**DATA EXCERPTS**
☆ ☆ ☆ ☆

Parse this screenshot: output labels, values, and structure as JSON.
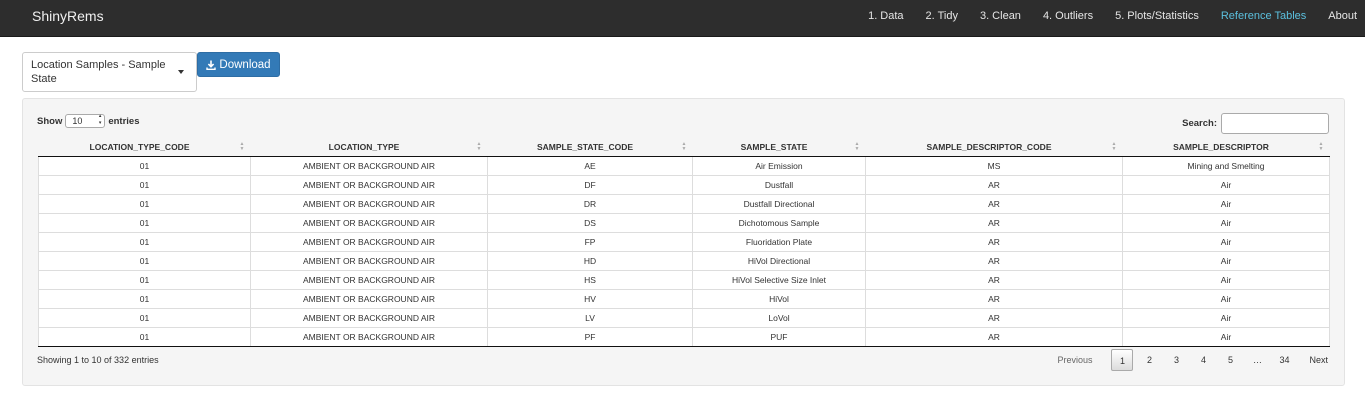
{
  "app": {
    "brand": "ShinyRems"
  },
  "nav": {
    "items": [
      {
        "label": "1. Data"
      },
      {
        "label": "2. Tidy"
      },
      {
        "label": "3. Clean"
      },
      {
        "label": "4. Outliers"
      },
      {
        "label": "5. Plots/Statistics"
      },
      {
        "label": "Reference Tables",
        "active": true
      },
      {
        "label": "About"
      }
    ]
  },
  "controls": {
    "table_select": "Location Samples - Sample State",
    "download_label": "Download"
  },
  "table": {
    "show_label": "Show",
    "entries_label": "entries",
    "page_length": "10",
    "search_label": "Search:",
    "search_value": "",
    "columns": [
      "LOCATION_TYPE_CODE",
      "LOCATION_TYPE",
      "SAMPLE_STATE_CODE",
      "SAMPLE_STATE",
      "SAMPLE_DESCRIPTOR_CODE",
      "SAMPLE_DESCRIPTOR"
    ],
    "rows": [
      [
        "01",
        "AMBIENT OR BACKGROUND AIR",
        "AE",
        "Air Emission",
        "MS",
        "Mining and Smelting"
      ],
      [
        "01",
        "AMBIENT OR BACKGROUND AIR",
        "DF",
        "Dustfall",
        "AR",
        "Air"
      ],
      [
        "01",
        "AMBIENT OR BACKGROUND AIR",
        "DR",
        "Dustfall Directional",
        "AR",
        "Air"
      ],
      [
        "01",
        "AMBIENT OR BACKGROUND AIR",
        "DS",
        "Dichotomous Sample",
        "AR",
        "Air"
      ],
      [
        "01",
        "AMBIENT OR BACKGROUND AIR",
        "FP",
        "Fluoridation Plate",
        "AR",
        "Air"
      ],
      [
        "01",
        "AMBIENT OR BACKGROUND AIR",
        "HD",
        "HiVol Directional",
        "AR",
        "Air"
      ],
      [
        "01",
        "AMBIENT OR BACKGROUND AIR",
        "HS",
        "HiVol Selective Size Inlet",
        "AR",
        "Air"
      ],
      [
        "01",
        "AMBIENT OR BACKGROUND AIR",
        "HV",
        "HiVol",
        "AR",
        "Air"
      ],
      [
        "01",
        "AMBIENT OR BACKGROUND AIR",
        "LV",
        "LoVol",
        "AR",
        "Air"
      ],
      [
        "01",
        "AMBIENT OR BACKGROUND AIR",
        "PF",
        "PUF",
        "AR",
        "Air"
      ]
    ],
    "info": "Showing 1 to 10 of 332 entries"
  },
  "pagination": {
    "previous": "Previous",
    "pages": [
      "1",
      "2",
      "3",
      "4",
      "5",
      "…",
      "34"
    ],
    "current": "1",
    "next": "Next"
  },
  "colors": {
    "navbar": "#2d2d2d",
    "active_nav": "#5bc0de",
    "button": "#337ab7"
  }
}
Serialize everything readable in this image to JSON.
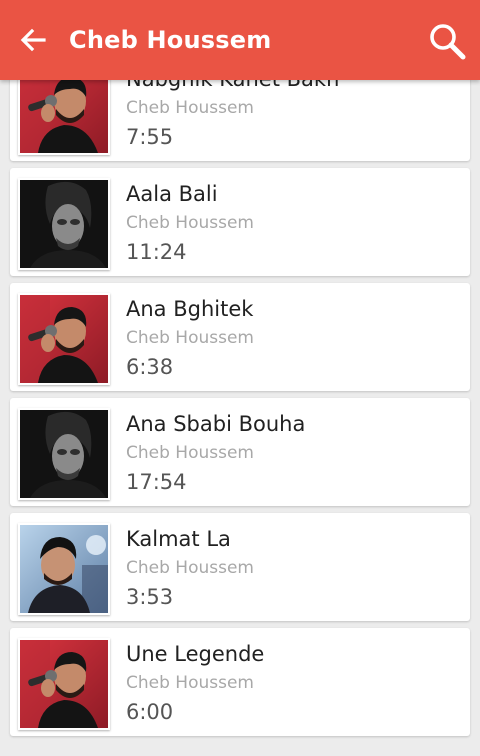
{
  "app_bar": {
    "title": "Cheb Houssem",
    "back_icon": "arrow-left-icon",
    "search_icon": "search-icon",
    "background_color": "#ea5444"
  },
  "songs": [
    {
      "title": "Nabghik Kahet Bakh",
      "artist": "Cheb Houssem",
      "duration": "7:55",
      "thumbnail": "singer-mic-red-thumbnail"
    },
    {
      "title": "Aala Bali",
      "artist": "Cheb Houssem",
      "duration": "11:24",
      "thumbnail": "singer-dark-portrait-thumbnail"
    },
    {
      "title": "Ana Bghitek",
      "artist": "Cheb Houssem",
      "duration": "6:38",
      "thumbnail": "singer-mic-red-thumbnail"
    },
    {
      "title": "Ana Sbabi Bouha",
      "artist": "Cheb Houssem",
      "duration": "17:54",
      "thumbnail": "singer-dark-portrait-thumbnail"
    },
    {
      "title": "Kalmat La",
      "artist": "Cheb Houssem",
      "duration": "3:53",
      "thumbnail": "singer-stage-blue-thumbnail"
    },
    {
      "title": "Une Legende",
      "artist": "Cheb Houssem",
      "duration": "6:00",
      "thumbnail": "singer-mic-red-thumbnail"
    }
  ]
}
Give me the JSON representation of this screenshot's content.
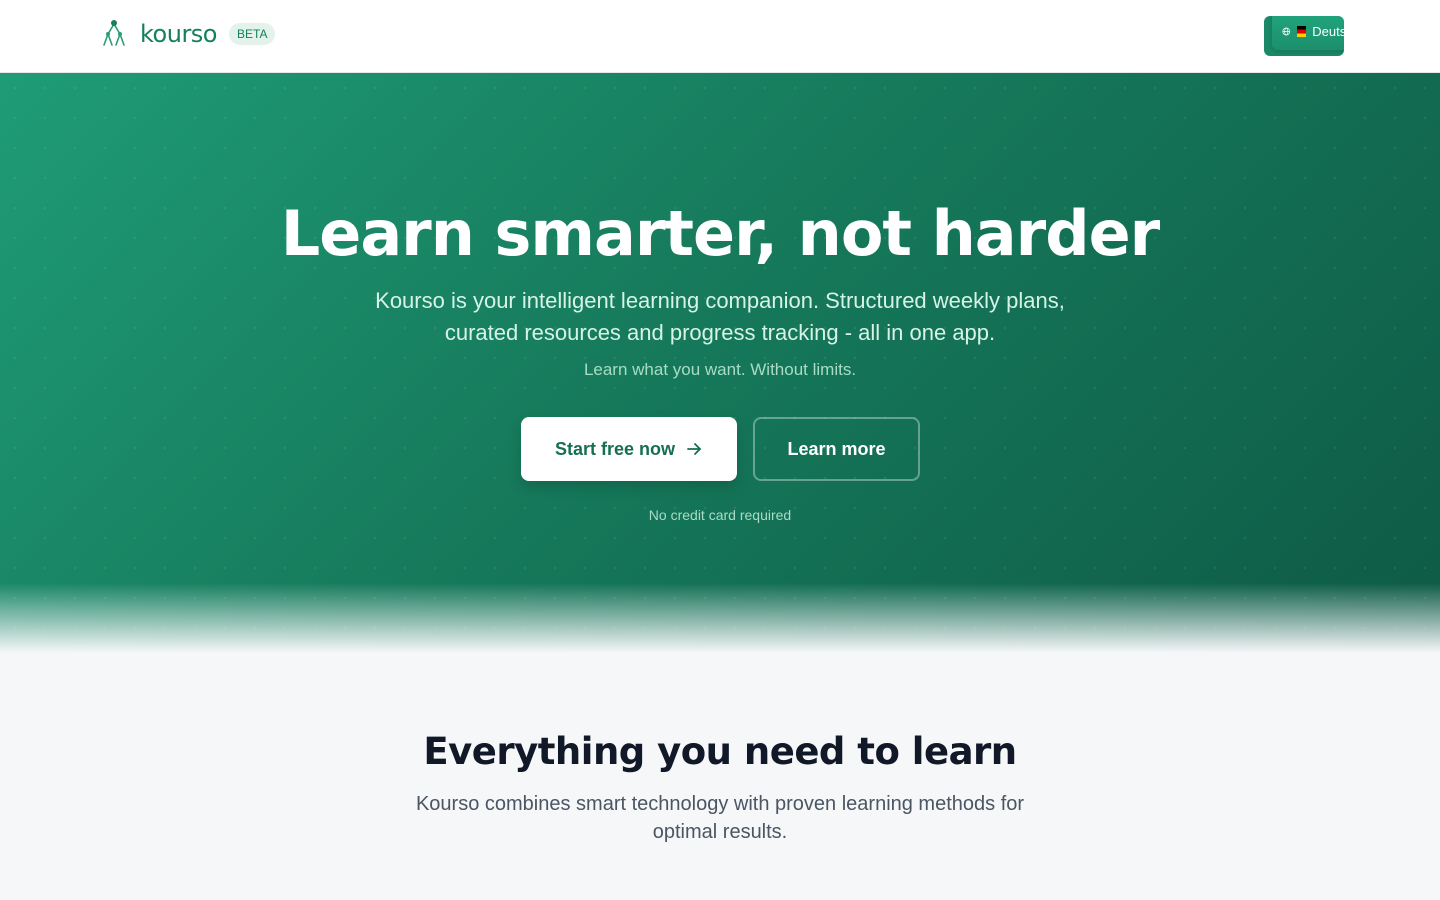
{
  "header": {
    "brand": "kourso",
    "badge": "BETA",
    "language": {
      "label": "Deutsch",
      "icon": "globe-icon",
      "flag": "de-flag"
    }
  },
  "hero": {
    "title": "Learn smarter, not harder",
    "subtitle": "Kourso is your intelligent learning companion. Structured weekly plans, curated resources and progress tracking - all in one app.",
    "tagline": "Learn what you want. Without limits.",
    "primary_cta": "Start free now",
    "secondary_cta": "Learn more",
    "note": "No credit card required"
  },
  "features": {
    "title": "Everything you need to learn",
    "subtitle": "Kourso combines smart technology with proven learning methods for optimal results."
  },
  "colors": {
    "brand": "#15805e",
    "hero_start": "#1f9c76",
    "hero_end": "#0e5a45",
    "background": "#f6f7f9"
  }
}
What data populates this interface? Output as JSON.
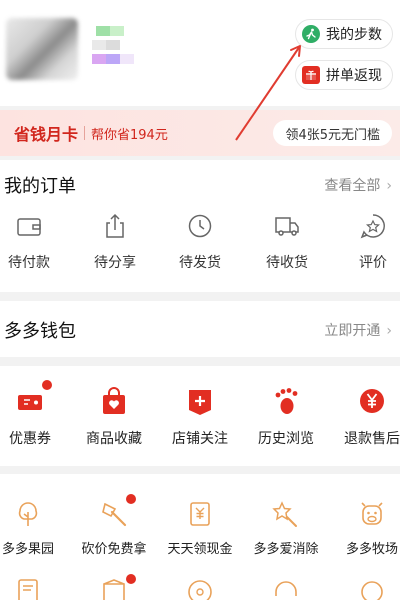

☆ ☆ ☆ ☆

Copy every entry exactly as written. Pictures are excluded.

Parse this screenshot: output labels, values, and structure as JSON.
{
  "app": {
    "brand": "ShinyRems"
  },
  "nav": {
    "items": [
      {
        "label": "1. Data"
      },
      {
        "label": "2. Tidy"
      },
      {
        "label": "3. Clean"
      },
      {
        "label": "4. Outliers"
      },
      {
        "label": "5. Plots/Statistics"
      },
      {
        "label": "Reference Tables",
        "active": true
      },
      {
        "label": "About"
      }
    ]
  },
  "controls": {
    "table_select": "Location Samples - Sample State",
    "download_label": "Download"
  },
  "table": {
    "show_label": "Show",
    "entries_label": "entries",
    "page_length": "10",
    "search_label": "Search:",
    "search_value": "",
    "columns": [
      "LOCATION_TYPE_CODE",
      "LOCATION_TYPE",
      "SAMPLE_STATE_CODE",
      "SAMPLE_STATE",
      "SAMPLE_DESCRIPTOR_CODE",
      "SAMPLE_DESCRIPTOR"
    ],
    "rows": [
      [
        "01",
        "AMBIENT OR BACKGROUND AIR",
        "AE",
        "Air Emission",
        "MS",
        "Mining and Smelting"
      ],
      [
        "01",
        "AMBIENT OR BACKGROUND AIR",
        "DF",
        "Dustfall",
        "AR",
        "Air"
      ],
      [
        "01",
        "AMBIENT OR BACKGROUND AIR",
        "DR",
        "Dustfall Directional",
        "AR",
        "Air"
      ],
      [
        "01",
        "AMBIENT OR BACKGROUND AIR",
        "DS",
        "Dichotomous Sample",
        "AR",
        "Air"
      ],
      [
        "01",
        "AMBIENT OR BACKGROUND AIR",
        "FP",
        "Fluoridation Plate",
        "AR",
        "Air"
      ],
      [
        "01",
        "AMBIENT OR BACKGROUND AIR",
        "HD",
        "HiVol Directional",
        "AR",
        "Air"
      ],
      [
        "01",
        "AMBIENT OR BACKGROUND AIR",
        "HS",
        "HiVol Selective Size Inlet",
        "AR",
        "Air"
      ],
      [
        "01",
        "AMBIENT OR BACKGROUND AIR",
        "HV",
        "HiVol",
        "AR",
        "Air"
      ],
      [
        "01",
        "AMBIENT OR BACKGROUND AIR",
        "LV",
        "LoVol",
        "AR",
        "Air"
      ],
      [
        "01",
        "AMBIENT OR BACKGROUND AIR",
        "PF",
        "PUF",
        "AR",
        "Air"
      ]
    ],
    "info": "Showing 1 to 10 of 332 entries"
  },
  "pagination": {
    "previous": "Previous",
    "pages": [
      "1",
      "2",
      "3",
      "4",
      "5",
      "…",
      "34"
    ],
    "current": "1",
    "next": "Next"
  },
  "colors": {
    "navbar": "#2d2d2d",
    "active_nav": "#5bc0de",
    "button": "#337ab7"
  }
}
Serialize everything readable in this image to JSON.
{
  "app_bar": {
    "title": "Cheb Houssem",
    "back_icon": "arrow-left-icon",
    "search_icon": "search-icon",
    "background_color": "#ea5444"
  },
  "songs": [
    {
      "title": "Nabghik Kahet Bakh",
      "artist": "Cheb Houssem",
      "duration": "7:55",
      "thumbnail": "singer-mic-red-thumbnail"
    },
    {
      "title": "Aala Bali",
      "artist": "Cheb Houssem",
      "duration": "11:24",
      "thumbnail": "singer-dark-portrait-thumbnail"
    },
    {
      "title": "Ana Bghitek",
      "artist": "Cheb Houssem",
      "duration": "6:38",
      "thumbnail": "singer-mic-red-thumbnail"
    },
    {
      "title": "Ana Sbabi Bouha",
      "artist": "Cheb Houssem",
      "duration": "17:54",
      "thumbnail": "singer-dark-portrait-thumbnail"
    },
    {
      "title": "Kalmat La",
      "artist": "Cheb Houssem",
      "duration": "3:53",
      "thumbnail": "singer-stage-blue-thumbnail"
    },
    {
      "title": "Une Legende",
      "artist": "Cheb Houssem",
      "duration": "6:00",
      "thumbnail": "singer-mic-red-thumbnail"
    }
  ]
}
Give me the JSON representation of this screenshot's content.
{
  "header": {
    "brand": "kourso",
    "badge": "BETA",
    "language": {
      "label": "Deutsch",
      "icon": "globe-icon",
      "flag": "de-flag"
    }
  },
  "hero": {
    "title": "Learn smarter, not harder",
    "subtitle": "Kourso is your intelligent learning companion. Structured weekly plans, curated resources and progress tracking - all in one app.",
    "tagline": "Learn what you want. Without limits.",
    "primary_cta": "Start free now",
    "secondary_cta": "Learn more",
    "note": "No credit card required"
  },
  "features": {
    "title": "Everything you need to learn",
    "subtitle": "Kourso combines smart technology with proven learning methods for optimal results."
  },
  "colors": {
    "brand": "#15805e",
    "hero_start": "#1f9c76",
    "hero_end": "#0e5a45",
    "background": "#f6f7f9"
  }
}
What data populates this interface? Output as JSON.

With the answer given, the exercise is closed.